◆ **What is needed**: All of the data below must be repeated exactly.

Stored dataset items
>> start

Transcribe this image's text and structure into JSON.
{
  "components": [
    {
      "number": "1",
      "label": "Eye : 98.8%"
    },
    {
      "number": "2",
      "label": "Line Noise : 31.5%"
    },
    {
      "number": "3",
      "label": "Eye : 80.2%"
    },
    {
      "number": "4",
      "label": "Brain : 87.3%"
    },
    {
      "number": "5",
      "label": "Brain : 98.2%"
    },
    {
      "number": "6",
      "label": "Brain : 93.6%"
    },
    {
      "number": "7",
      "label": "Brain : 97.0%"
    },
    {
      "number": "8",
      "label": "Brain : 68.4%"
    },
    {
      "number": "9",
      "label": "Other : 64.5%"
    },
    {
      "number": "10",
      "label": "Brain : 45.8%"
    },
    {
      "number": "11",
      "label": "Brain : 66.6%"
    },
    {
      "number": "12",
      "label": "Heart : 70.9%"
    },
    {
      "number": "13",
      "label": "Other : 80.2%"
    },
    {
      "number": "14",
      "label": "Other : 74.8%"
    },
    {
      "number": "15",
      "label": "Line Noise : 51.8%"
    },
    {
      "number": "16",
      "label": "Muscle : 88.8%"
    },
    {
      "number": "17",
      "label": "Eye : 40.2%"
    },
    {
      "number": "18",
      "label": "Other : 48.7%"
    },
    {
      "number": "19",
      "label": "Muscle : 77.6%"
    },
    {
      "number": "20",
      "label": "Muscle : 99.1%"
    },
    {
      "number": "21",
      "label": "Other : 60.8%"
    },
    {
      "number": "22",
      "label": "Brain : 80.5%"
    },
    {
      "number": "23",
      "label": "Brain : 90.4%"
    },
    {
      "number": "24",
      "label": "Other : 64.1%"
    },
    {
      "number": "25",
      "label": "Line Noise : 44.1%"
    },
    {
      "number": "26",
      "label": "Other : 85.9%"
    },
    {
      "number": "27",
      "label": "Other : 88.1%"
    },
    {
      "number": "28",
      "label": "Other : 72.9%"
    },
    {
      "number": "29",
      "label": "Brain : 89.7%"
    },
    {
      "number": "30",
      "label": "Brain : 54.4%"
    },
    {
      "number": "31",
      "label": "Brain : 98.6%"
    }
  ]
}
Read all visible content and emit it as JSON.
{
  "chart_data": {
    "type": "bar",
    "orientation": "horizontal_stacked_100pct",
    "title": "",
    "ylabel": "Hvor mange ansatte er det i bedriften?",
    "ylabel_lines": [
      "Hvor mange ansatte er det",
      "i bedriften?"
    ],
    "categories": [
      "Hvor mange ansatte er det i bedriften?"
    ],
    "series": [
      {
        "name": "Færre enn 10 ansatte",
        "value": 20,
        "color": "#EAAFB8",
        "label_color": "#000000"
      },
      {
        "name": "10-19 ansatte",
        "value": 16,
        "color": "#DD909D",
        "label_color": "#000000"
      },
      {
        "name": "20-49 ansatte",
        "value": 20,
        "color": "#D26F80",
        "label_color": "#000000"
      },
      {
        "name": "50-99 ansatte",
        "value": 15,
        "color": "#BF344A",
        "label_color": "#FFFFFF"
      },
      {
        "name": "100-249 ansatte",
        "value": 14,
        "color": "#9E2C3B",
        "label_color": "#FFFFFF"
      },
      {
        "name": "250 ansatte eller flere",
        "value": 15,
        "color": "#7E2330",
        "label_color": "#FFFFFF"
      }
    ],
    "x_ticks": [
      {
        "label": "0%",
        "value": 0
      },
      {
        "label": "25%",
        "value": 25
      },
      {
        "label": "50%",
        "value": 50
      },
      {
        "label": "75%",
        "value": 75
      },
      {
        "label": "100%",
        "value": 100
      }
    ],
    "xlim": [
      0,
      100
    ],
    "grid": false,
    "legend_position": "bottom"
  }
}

>> end

◆ **Right answer**:
Transcribe this image's text and structure into JSON.
{
  "components": [
    {
      "number": "1",
      "label": "Eye : 98.8%"
    },
    {
      "number": "2",
      "label": "Line Noise : 31.5%"
    },
    {
      "number": "3",
      "label": "Eye : 80.2%"
    },
    {
      "number": "4",
      "label": "Brain : 87.3%"
    },
    {
      "number": "5",
      "label": "Brain : 98.2%"
    },
    {
      "number": "6",
      "label": "Brain : 93.6%"
    },
    {
      "number": "7",
      "label": "Brain : 97.0%"
    },
    {
      "number": "8",
      "label": "Brain : 68.4%"
    },
    {
      "number": "9",
      "label": "Other : 64.5%"
    },
    {
      "number": "10",
      "label": "Brain : 45.8%"
    },
    {
      "number": "11",
      "label": "Brain : 66.6%"
    },
    {
      "number": "12",
      "label": "Heart : 70.9%"
    },
    {
      "number": "13",
      "label": "Other : 80.2%"
    },
    {
      "number": "14",
      "label": "Other : 74.8%"
    },
    {
      "number": "15",
      "label": "Line Noise : 51.8%"
    },
    {
      "number": "16",
      "label": "Muscle : 88.8%"
    },
    {
      "number": "17",
      "label": "Eye : 40.2%"
    },
    {
      "number": "18",
      "label": "Other : 48.7%"
    },
    {
      "number": "19",
      "label": "Muscle : 77.6%"
    },
    {
      "number": "20",
      "label": "Muscle : 99.1%"
    },
    {
      "number": "21",
      "label": "Other : 60.8%"
    },
    {
      "number": "22",
      "label": "Brain : 80.5%"
    },
    {
      "number": "23",
      "label": "Brain : 90.4%"
    },
    {
      "number": "24",
      "label": "Other : 64.1%"
    },
    {
      "number": "25",
      "label": "Line Noise : 44.1%"
    },
    {
      "number": "26",
      "label": "Other : 85.9%"
    },
    {
      "number": "27",
      "label": "Other : 88.1%"
    },
    {
      "number": "28",
      "label": "Other : 72.9%"
    },
    {
      "number": "29",
      "label": "Brain : 89.7%"
    },
    {
      "number": "30",
      "label": "Brain : 54.4%"
    },
    {
      "number": "31",
      "label": "Brain : 98.6%"
    }
  ]
}
Read all visible content and emit it as JSON.
{
  "chart_data": {
    "type": "bar",
    "orientation": "horizontal_stacked_100pct",
    "title": "",
    "ylabel": "Hvor mange ansatte er det i bedriften?",
    "ylabel_lines": [
      "Hvor mange ansatte er det",
      "i bedriften?"
    ],
    "categories": [
      "Hvor mange ansatte er det i bedriften?"
    ],
    "series": [
      {
        "name": "Færre enn 10 ansatte",
        "value": 20,
        "color": "#EAAFB8",
        "label_color": "#000000"
      },
      {
        "name": "10-19 ansatte",
        "value": 16,
        "color": "#DD909D",
        "label_color": "#000000"
      },
      {
        "name": "20-49 ansatte",
        "value": 20,
        "color": "#D26F80",
        "label_color": "#000000"
      },
      {
        "name": "50-99 ansatte",
        "value": 15,
        "color": "#BF344A",
        "label_color": "#FFFFFF"
      },
      {
        "name": "100-249 ansatte",
        "value": 14,
        "color": "#9E2C3B",
        "label_color": "#FFFFFF"
      },
      {
        "name": "250 ansatte eller flere",
        "value": 15,
        "color": "#7E2330",
        "label_color": "#FFFFFF"
      }
    ],
    "x_ticks": [
      {
        "label": "0%",
        "value": 0
      },
      {
        "label": "25%",
        "value": 25
      },
      {
        "label": "50%",
        "value": 50
      },
      {
        "label": "75%",
        "value": 75
      },
      {
        "label": "100%",
        "value": 100
      }
    ],
    "xlim": [
      0,
      100
    ],
    "grid": false,
    "legend_position": "bottom"
  }
}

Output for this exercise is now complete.